(Figure collection entries)
┄┄┄┄┄┄┄┄┄┄┄┄┄┄┄┄┄┄┄┄
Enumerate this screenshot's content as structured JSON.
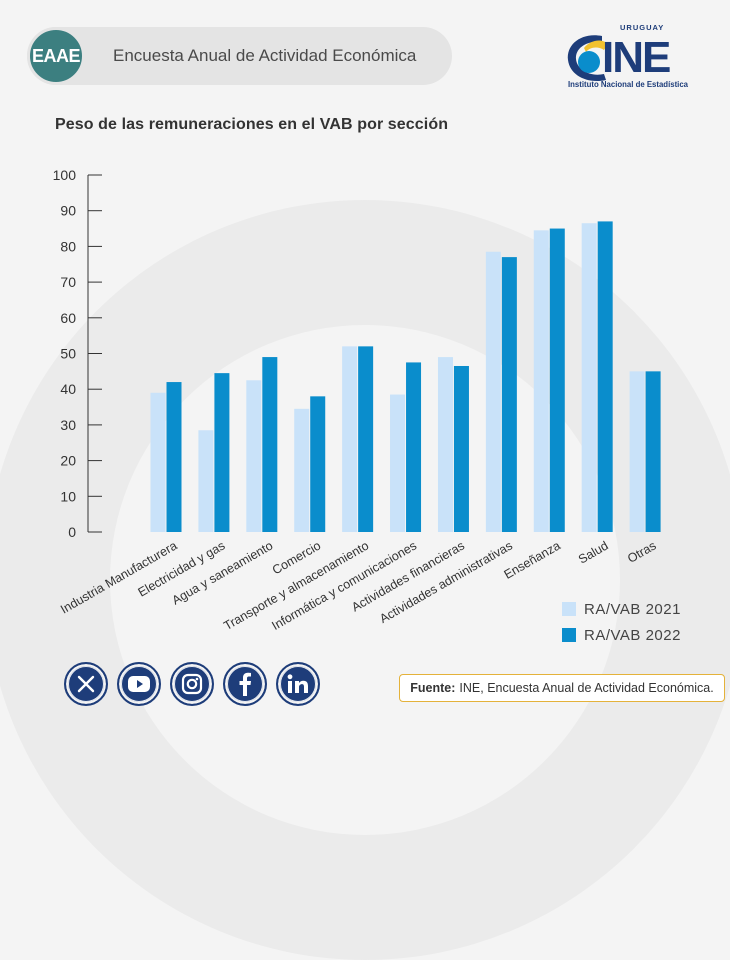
{
  "header": {
    "badge": "EAAE",
    "title": "Encuesta Anual de Actividad Económica"
  },
  "logo": {
    "country": "URUGUAY",
    "brand": "INE",
    "name": "Instituto Nacional de Estadística"
  },
  "colors": {
    "series_2021": "#c9e2f9",
    "series_2022": "#0a8dcc",
    "brand_dark": "#1e3d7a",
    "brand_yellow": "#f2c230",
    "accent_teal": "#3c7f80",
    "source_border": "#e4b23a"
  },
  "chart_data": {
    "type": "bar",
    "title": "Peso de las remuneraciones en el VAB por sección",
    "xlabel": "",
    "ylabel": "",
    "ylim": [
      0,
      100
    ],
    "yticks": [
      "0",
      "10",
      "20",
      "30",
      "40",
      "50",
      "60",
      "70",
      "80",
      "90",
      "100"
    ],
    "grid": false,
    "legend_position": "bottom-right",
    "categories": [
      "Industria Manufacturera",
      "Electricidad y gas",
      "Agua y saneamiento",
      "Comercio",
      "Transporte y almacenamiento",
      "Informática y comunicaciones",
      "Actividades financieras",
      "Actividades administrativas",
      "Enseñanza",
      "Salud",
      "Otras"
    ],
    "series": [
      {
        "name": "RA/VAB 2021",
        "values": [
          39,
          28.5,
          42.5,
          34.5,
          52,
          38.5,
          49,
          78.5,
          84.5,
          86.5,
          45
        ]
      },
      {
        "name": "RA/VAB 2022",
        "values": [
          42,
          44.5,
          49,
          38,
          52,
          47.5,
          46.5,
          77,
          85,
          87,
          45
        ]
      }
    ]
  },
  "social": {
    "icons": [
      "x-icon",
      "youtube-icon",
      "instagram-icon",
      "facebook-icon",
      "linkedin-icon"
    ]
  },
  "source": {
    "label": "Fuente:",
    "text": "INE, Encuesta Anual de Actividad Económica."
  }
}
┄┄┄┄┄┄┄┄┄┄┄┄┄┄┄┄┄┄┄┄
### [WRITTEN REQUEST]
Leave out every picture and copy the rest of the records exactly.

### [ANSWER]
Enumerate this screenshot's content as structured JSON.
{
  "header": {
    "badge": "EAAE",
    "title": "Encuesta Anual de Actividad Económica"
  },
  "logo": {
    "country": "URUGUAY",
    "brand": "INE",
    "name": "Instituto Nacional de Estadística"
  },
  "colors": {
    "series_2021": "#c9e2f9",
    "series_2022": "#0a8dcc",
    "brand_dark": "#1e3d7a",
    "brand_yellow": "#f2c230",
    "accent_teal": "#3c7f80",
    "source_border": "#e4b23a"
  },
  "chart_data": {
    "type": "bar",
    "title": "Peso de las remuneraciones en el VAB por sección",
    "xlabel": "",
    "ylabel": "",
    "ylim": [
      0,
      100
    ],
    "yticks": [
      "0",
      "10",
      "20",
      "30",
      "40",
      "50",
      "60",
      "70",
      "80",
      "90",
      "100"
    ],
    "grid": false,
    "legend_position": "bottom-right",
    "categories": [
      "Industria Manufacturera",
      "Electricidad y gas",
      "Agua y saneamiento",
      "Comercio",
      "Transporte y almacenamiento",
      "Informática y comunicaciones",
      "Actividades financieras",
      "Actividades administrativas",
      "Enseñanza",
      "Salud",
      "Otras"
    ],
    "series": [
      {
        "name": "RA/VAB 2021",
        "values": [
          39,
          28.5,
          42.5,
          34.5,
          52,
          38.5,
          49,
          78.5,
          84.5,
          86.5,
          45
        ]
      },
      {
        "name": "RA/VAB 2022",
        "values": [
          42,
          44.5,
          49,
          38,
          52,
          47.5,
          46.5,
          77,
          85,
          87,
          45
        ]
      }
    ]
  },
  "social": {
    "icons": [
      "x-icon",
      "youtube-icon",
      "instagram-icon",
      "facebook-icon",
      "linkedin-icon"
    ]
  },
  "source": {
    "label": "Fuente:",
    "text": "INE, Encuesta Anual de Actividad Económica."
  }
}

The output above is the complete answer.